PROBLEM DESCRIPTION: Reproduce every entry in the listing without alteration.

DATA SECTION:
** begin **
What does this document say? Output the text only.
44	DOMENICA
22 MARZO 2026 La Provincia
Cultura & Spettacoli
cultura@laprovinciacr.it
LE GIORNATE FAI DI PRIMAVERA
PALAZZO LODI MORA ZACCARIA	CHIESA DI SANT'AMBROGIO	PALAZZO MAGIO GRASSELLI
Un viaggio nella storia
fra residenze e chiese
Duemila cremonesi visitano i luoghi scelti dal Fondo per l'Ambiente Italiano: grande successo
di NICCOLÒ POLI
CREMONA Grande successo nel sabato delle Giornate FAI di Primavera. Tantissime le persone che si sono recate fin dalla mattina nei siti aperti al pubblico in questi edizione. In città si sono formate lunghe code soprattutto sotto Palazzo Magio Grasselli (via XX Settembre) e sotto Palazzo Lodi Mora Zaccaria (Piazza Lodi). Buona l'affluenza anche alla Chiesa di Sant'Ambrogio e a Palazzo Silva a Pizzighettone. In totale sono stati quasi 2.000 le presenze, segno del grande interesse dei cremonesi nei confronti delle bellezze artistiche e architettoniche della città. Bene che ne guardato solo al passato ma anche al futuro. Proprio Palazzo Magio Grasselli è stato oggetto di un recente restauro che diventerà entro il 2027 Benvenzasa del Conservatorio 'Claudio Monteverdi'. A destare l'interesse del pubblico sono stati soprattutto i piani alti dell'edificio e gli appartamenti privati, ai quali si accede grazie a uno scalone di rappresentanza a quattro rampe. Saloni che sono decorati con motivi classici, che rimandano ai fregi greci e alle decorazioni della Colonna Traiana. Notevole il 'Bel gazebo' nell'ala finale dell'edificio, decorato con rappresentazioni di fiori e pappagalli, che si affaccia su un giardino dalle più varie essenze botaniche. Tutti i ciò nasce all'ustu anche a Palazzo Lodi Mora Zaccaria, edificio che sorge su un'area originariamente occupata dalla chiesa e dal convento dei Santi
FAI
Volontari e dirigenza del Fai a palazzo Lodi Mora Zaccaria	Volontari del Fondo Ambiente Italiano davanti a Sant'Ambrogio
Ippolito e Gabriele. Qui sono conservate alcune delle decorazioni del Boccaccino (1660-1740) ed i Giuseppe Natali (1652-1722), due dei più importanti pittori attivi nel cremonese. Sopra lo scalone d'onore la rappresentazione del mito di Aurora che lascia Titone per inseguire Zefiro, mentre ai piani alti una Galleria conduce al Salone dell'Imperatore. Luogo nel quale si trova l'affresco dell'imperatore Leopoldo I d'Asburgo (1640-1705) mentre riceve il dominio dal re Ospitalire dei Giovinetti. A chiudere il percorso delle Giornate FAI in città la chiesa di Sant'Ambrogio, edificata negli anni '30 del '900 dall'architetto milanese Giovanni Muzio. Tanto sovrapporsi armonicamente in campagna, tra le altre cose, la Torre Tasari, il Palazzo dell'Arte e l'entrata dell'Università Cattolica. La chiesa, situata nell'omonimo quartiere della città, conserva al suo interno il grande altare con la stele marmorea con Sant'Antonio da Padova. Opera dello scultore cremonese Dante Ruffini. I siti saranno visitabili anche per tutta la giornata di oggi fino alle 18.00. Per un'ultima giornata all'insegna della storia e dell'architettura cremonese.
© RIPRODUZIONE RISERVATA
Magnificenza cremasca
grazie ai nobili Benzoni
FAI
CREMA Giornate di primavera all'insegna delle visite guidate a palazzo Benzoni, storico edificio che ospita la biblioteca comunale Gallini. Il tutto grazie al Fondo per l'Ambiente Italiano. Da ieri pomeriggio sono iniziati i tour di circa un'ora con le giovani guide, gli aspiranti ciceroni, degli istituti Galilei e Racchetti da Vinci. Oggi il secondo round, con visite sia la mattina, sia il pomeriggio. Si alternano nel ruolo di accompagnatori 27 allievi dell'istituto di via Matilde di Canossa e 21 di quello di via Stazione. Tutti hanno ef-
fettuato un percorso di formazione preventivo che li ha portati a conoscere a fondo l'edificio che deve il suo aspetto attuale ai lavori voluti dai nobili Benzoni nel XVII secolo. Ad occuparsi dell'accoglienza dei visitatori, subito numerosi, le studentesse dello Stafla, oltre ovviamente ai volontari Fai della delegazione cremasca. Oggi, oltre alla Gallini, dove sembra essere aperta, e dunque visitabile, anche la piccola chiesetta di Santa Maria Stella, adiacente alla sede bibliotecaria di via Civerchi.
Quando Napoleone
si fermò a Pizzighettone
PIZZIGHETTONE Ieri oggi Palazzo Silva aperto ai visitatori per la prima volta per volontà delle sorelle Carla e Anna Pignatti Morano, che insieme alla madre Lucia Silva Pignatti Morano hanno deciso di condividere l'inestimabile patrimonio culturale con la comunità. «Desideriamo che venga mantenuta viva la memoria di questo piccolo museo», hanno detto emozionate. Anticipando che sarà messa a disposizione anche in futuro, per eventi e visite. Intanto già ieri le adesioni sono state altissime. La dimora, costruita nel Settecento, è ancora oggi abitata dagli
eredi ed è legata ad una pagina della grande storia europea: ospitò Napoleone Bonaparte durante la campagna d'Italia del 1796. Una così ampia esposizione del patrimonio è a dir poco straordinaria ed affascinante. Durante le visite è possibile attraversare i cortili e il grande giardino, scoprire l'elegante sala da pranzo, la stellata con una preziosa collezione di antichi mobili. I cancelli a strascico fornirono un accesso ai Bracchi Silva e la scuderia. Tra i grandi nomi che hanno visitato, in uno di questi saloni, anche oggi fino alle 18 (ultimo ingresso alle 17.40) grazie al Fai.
** end **
RESPONSE BELOW:
What does this document say? Output the text only.
44	DOMENICA
22 MARZO 2026 La Provincia
Cultura & Spettacoli
cultura@laprovinciacr.it
LE GIORNATE FAI DI PRIMAVERA
PALAZZO LODI MORA ZACCARIA	CHIESA DI SANT'AMBROGIO	PALAZZO MAGIO GRASSELLI
Un viaggio nella storia
fra residenze e chiese
Duemila cremonesi visitano i luoghi scelti dal Fondo per l'Ambiente Italiano: grande successo
di NICCOLÒ POLI
CREMONA Grande successo nel sabato delle Giornate FAI di Primavera. Tantissime le persone che si sono recate fin dalla mattina nei siti aperti al pubblico in questi edizione. In città si sono formate lunghe code soprattutto sotto Palazzo Magio Grasselli (via XX Settembre) e sotto Palazzo Lodi Mora Zaccaria (Piazza Lodi). Buona l'affluenza anche alla Chiesa di Sant'Ambrogio e a Palazzo Silva a Pizzighettone. In totale sono stati quasi 2.000 le presenze, segno del grande interesse dei cremonesi nei confronti delle bellezze artistiche e architettoniche della città. Bene che ne guardato solo al passato ma anche al futuro. Proprio Palazzo Magio Grasselli è stato oggetto di un recente restauro che diventerà entro il 2027 Benvenzasa del Conservatorio 'Claudio Monteverdi'. A destare l'interesse del pubblico sono stati soprattutto i piani alti dell'edificio e gli appartamenti privati, ai quali si accede grazie a uno scalone di rappresentanza a quattro rampe. Saloni che sono decorati con motivi classici, che rimandano ai fregi greci e alle decorazioni della Colonna Traiana. Notevole il 'Bel gazebo' nell'ala finale dell'edificio, decorato con rappresentazioni di fiori e pappagalli, che si affaccia su un giardino dalle più varie essenze botaniche. Tutti i ciò nasce all'ustu anche a Palazzo Lodi Mora Zaccaria, edificio che sorge su un'area originariamente occupata dalla chiesa e dal convento dei Santi
FAI
Volontari e dirigenza del Fai a palazzo Lodi Mora Zaccaria	Volontari del Fondo Ambiente Italiano davanti a Sant'Ambrogio
Ippolito e Gabriele. Qui sono conservate alcune delle decorazioni del Boccaccino (1660-1740) ed i Giuseppe Natali (1652-1722), due dei più importanti pittori attivi nel cremonese. Sopra lo scalone d'onore la rappresentazione del mito di Aurora che lascia Titone per inseguire Zefiro, mentre ai piani alti una Galleria conduce al Salone dell'Imperatore. Luogo nel quale si trova l'affresco dell'imperatore Leopoldo I d'Asburgo (1640-1705) mentre riceve il dominio dal re Ospitalire dei Giovinetti. A chiudere il percorso delle Giornate FAI in città la chiesa di Sant'Ambrogio, edificata negli anni '30 del '900 dall'architetto milanese Giovanni Muzio. Tanto sovrapporsi armonicamente in campagna, tra le altre cose, la Torre Tasari, il Palazzo dell'Arte e l'entrata dell'Università Cattolica. La chiesa, situata nell'omonimo quartiere della città, conserva al suo interno il grande altare con la stele marmorea con Sant'Antonio da Padova. Opera dello scultore cremonese Dante Ruffini. I siti saranno visitabili anche per tutta la giornata di oggi fino alle 18.00. Per un'ultima giornata all'insegna della storia e dell'architettura cremonese.
© RIPRODUZIONE RISERVATA
Magnificenza cremasca
grazie ai nobili Benzoni
FAI
CREMA Giornate di primavera all'insegna delle visite guidate a palazzo Benzoni, storico edificio che ospita la biblioteca comunale Gallini. Il tutto grazie al Fondo per l'Ambiente Italiano. Da ieri pomeriggio sono iniziati i tour di circa un'ora con le giovani guide, gli aspiranti ciceroni, degli istituti Galilei e Racchetti da Vinci. Oggi il secondo round, con visite sia la mattina, sia il pomeriggio. Si alternano nel ruolo di accompagnatori 27 allievi dell'istituto di via Matilde di Canossa e 21 di quello di via Stazione. Tutti hanno ef-
fettuato un percorso di formazione preventivo che li ha portati a conoscere a fondo l'edificio che deve il suo aspetto attuale ai lavori voluti dai nobili Benzoni nel XVII secolo. Ad occuparsi dell'accoglienza dei visitatori, subito numerosi, le studentesse dello Stafla, oltre ovviamente ai volontari Fai della delegazione cremasca. Oggi, oltre alla Gallini, dove sembra essere aperta, e dunque visitabile, anche la piccola chiesetta di Santa Maria Stella, adiacente alla sede bibliotecaria di via Civerchi.
Quando Napoleone
si fermò a Pizzighettone
PIZZIGHETTONE Ieri oggi Palazzo Silva aperto ai visitatori per la prima volta per volontà delle sorelle Carla e Anna Pignatti Morano, che insieme alla madre Lucia Silva Pignatti Morano hanno deciso di condividere l'inestimabile patrimonio culturale con la comunità. «Desideriamo che venga mantenuta viva la memoria di questo piccolo museo», hanno detto emozionate. Anticipando che sarà messa a disposizione anche in futuro, per eventi e visite. Intanto già ieri le adesioni sono state altissime. La dimora, costruita nel Settecento, è ancora oggi abitata dagli
eredi ed è legata ad una pagina della grande storia europea: ospitò Napoleone Bonaparte durante la campagna d'Italia del 1796. Una così ampia esposizione del patrimonio è a dir poco straordinaria ed affascinante. Durante le visite è possibile attraversare i cortili e il grande giardino, scoprire l'elegante sala da pranzo, la stellata con una preziosa collezione di antichi mobili. I cancelli a strascico fornirono un accesso ai Bracchi Silva e la scuderia. Tra i grandi nomi che hanno visitato, in uno di questi saloni, anche oggi fino alle 18 (ultimo ingresso alle 17.40) grazie al Fai.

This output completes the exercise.